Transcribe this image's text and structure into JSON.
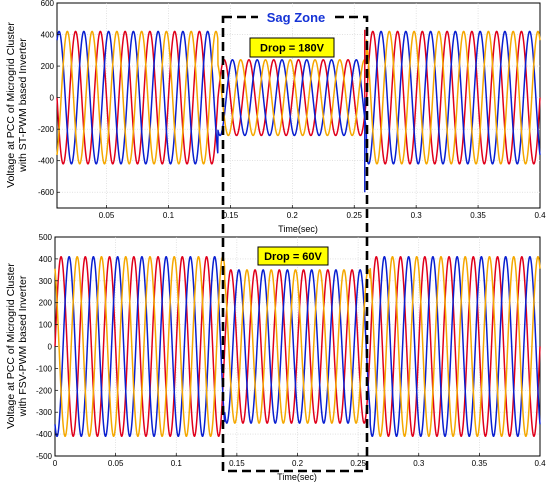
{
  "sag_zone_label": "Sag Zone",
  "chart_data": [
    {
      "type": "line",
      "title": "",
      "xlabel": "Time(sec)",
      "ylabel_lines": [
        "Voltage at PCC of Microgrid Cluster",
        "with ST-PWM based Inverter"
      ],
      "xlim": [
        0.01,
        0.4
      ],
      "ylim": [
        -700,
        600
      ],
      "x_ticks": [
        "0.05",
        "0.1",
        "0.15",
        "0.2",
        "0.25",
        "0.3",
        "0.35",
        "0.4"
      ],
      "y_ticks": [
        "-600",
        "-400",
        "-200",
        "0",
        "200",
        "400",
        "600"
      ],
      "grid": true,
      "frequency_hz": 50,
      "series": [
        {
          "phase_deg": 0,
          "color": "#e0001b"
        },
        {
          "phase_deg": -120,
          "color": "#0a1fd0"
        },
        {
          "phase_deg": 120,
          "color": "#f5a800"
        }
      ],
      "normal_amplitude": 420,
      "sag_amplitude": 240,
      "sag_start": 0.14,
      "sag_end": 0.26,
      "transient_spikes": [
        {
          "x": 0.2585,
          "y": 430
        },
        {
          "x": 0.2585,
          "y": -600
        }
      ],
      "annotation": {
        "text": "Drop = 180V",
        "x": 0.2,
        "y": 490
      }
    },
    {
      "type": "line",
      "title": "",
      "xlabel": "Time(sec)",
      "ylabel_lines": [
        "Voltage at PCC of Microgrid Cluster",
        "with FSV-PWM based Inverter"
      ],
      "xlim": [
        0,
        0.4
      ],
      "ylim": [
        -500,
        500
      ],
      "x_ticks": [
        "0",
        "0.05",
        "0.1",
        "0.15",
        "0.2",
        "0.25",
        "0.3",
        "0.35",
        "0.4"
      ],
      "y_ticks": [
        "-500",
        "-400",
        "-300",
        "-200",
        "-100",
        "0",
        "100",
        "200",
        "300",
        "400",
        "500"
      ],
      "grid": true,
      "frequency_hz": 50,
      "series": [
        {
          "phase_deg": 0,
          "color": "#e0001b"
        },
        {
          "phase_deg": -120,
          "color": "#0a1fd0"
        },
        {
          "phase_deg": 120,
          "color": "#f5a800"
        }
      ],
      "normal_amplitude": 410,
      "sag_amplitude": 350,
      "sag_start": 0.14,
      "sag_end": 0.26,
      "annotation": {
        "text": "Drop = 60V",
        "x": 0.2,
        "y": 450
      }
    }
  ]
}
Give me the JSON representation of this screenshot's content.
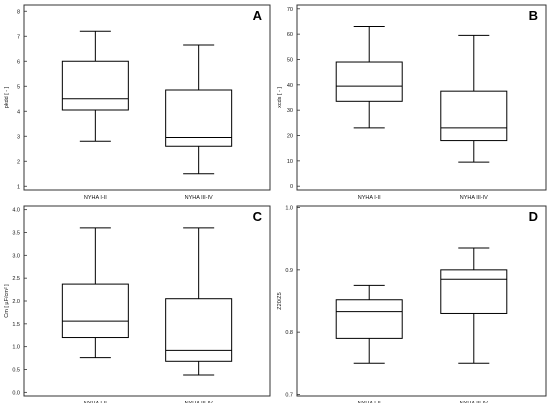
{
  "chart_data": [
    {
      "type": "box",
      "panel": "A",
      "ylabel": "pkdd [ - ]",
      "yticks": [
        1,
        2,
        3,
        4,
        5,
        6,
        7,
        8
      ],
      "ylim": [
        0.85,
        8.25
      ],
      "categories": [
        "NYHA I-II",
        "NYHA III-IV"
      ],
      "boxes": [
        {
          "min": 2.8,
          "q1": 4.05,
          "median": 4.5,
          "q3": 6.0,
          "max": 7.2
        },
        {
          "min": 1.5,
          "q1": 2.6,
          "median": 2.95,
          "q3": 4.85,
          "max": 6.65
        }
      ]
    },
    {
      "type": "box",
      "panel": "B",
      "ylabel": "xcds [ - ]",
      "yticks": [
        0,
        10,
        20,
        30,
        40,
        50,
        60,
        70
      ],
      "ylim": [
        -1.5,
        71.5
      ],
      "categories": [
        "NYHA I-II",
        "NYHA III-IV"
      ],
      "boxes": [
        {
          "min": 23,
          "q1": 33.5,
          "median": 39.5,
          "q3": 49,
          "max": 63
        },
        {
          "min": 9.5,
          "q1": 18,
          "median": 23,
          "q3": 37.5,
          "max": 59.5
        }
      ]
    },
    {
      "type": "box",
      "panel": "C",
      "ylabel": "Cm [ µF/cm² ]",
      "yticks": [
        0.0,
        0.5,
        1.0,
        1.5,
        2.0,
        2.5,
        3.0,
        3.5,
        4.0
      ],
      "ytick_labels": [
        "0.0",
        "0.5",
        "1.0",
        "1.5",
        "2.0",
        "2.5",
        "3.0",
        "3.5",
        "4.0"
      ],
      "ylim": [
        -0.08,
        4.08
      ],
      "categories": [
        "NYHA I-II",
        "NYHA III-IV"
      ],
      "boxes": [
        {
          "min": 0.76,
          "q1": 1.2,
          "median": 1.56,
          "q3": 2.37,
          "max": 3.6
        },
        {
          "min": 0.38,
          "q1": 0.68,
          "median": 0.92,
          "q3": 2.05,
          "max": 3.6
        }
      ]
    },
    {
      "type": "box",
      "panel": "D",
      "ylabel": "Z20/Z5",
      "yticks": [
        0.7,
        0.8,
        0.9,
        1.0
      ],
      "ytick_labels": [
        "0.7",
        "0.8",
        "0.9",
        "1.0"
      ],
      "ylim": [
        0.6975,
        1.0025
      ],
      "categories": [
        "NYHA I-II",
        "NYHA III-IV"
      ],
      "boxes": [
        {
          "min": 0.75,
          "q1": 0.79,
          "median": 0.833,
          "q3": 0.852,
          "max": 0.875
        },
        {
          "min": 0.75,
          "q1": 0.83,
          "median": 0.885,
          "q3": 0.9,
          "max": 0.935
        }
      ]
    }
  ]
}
===
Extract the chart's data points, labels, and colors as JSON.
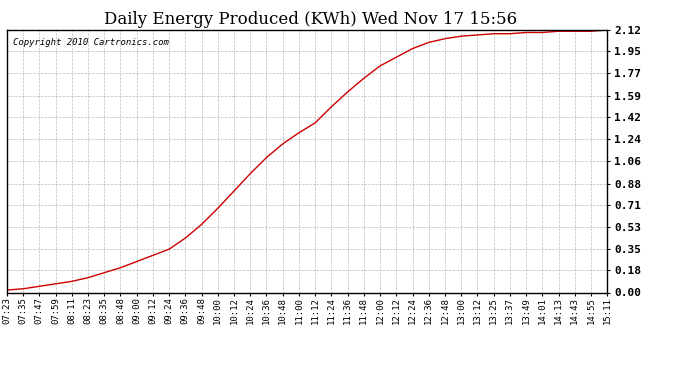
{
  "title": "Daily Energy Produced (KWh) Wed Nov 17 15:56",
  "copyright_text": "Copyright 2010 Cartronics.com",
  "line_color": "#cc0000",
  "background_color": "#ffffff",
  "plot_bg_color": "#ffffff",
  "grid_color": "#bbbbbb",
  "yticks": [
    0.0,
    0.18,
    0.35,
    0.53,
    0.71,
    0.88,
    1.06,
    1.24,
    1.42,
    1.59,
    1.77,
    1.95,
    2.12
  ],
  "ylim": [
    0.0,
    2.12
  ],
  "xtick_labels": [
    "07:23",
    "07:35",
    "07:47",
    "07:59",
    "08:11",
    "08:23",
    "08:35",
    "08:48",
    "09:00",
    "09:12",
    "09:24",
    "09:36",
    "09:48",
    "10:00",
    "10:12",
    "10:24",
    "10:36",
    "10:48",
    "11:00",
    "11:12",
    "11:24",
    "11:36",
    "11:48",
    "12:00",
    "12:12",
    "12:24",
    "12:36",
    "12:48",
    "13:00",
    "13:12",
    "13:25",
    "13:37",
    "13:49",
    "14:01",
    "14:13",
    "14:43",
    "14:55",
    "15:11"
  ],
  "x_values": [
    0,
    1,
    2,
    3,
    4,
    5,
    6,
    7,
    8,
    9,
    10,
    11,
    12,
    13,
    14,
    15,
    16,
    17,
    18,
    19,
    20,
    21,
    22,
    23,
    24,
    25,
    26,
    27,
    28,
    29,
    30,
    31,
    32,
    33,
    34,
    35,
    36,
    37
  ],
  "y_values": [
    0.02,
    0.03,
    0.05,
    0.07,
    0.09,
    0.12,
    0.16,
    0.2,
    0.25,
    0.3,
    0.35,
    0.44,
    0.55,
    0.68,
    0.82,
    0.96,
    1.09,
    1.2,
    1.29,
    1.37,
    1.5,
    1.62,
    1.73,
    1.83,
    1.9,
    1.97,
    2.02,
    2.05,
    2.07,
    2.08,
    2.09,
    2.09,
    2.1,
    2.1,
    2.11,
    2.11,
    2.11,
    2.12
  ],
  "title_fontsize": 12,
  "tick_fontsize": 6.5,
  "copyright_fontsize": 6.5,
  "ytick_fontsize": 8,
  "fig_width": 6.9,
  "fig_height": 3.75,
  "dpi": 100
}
===
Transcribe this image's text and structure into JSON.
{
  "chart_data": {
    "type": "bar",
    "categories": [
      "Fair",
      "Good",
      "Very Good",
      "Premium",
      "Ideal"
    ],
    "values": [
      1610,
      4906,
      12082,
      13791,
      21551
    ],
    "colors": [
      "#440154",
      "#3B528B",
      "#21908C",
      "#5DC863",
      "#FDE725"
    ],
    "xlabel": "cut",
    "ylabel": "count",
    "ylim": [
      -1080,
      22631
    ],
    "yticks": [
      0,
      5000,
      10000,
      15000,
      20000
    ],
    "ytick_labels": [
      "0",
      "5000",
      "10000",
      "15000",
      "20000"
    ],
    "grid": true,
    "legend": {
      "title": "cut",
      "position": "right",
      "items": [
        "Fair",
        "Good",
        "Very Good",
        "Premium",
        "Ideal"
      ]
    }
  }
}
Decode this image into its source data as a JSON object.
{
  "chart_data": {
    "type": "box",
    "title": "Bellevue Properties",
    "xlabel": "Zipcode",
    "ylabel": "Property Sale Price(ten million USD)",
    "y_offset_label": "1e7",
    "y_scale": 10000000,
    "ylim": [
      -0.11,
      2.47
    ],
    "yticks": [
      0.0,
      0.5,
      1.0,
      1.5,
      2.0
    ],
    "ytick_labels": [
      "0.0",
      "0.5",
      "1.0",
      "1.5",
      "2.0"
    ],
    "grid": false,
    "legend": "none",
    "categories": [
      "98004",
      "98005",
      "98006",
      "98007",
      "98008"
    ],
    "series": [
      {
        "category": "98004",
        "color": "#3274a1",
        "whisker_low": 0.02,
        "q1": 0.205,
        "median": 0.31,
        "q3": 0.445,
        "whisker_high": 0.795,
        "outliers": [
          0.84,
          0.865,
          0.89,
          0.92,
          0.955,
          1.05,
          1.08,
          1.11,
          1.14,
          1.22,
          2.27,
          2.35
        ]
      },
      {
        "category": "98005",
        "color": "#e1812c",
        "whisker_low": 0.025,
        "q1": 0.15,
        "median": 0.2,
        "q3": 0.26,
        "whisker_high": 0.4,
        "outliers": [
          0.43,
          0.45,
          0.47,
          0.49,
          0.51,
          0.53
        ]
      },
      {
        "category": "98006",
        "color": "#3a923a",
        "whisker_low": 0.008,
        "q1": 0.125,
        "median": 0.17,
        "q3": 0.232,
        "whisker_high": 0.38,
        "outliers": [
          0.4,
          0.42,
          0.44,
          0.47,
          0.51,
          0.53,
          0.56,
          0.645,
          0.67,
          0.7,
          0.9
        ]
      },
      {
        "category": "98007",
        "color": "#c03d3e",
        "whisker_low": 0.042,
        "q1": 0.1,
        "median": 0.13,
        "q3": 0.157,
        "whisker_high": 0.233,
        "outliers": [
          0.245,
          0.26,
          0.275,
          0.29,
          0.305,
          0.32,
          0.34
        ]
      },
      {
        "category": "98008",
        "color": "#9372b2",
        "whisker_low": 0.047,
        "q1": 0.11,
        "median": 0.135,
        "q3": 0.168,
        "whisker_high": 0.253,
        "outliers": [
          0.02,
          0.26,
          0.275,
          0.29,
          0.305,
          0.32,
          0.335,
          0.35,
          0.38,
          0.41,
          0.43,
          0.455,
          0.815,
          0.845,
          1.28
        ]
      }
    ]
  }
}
===
WORK TO COMPLETE —
Within the material above, find the lines that contain the word "ffffff"; copy them.

EXERCISE ANSWER —
  "background_color": "#ffffff",
  "plot_bg_color": "#ffffff",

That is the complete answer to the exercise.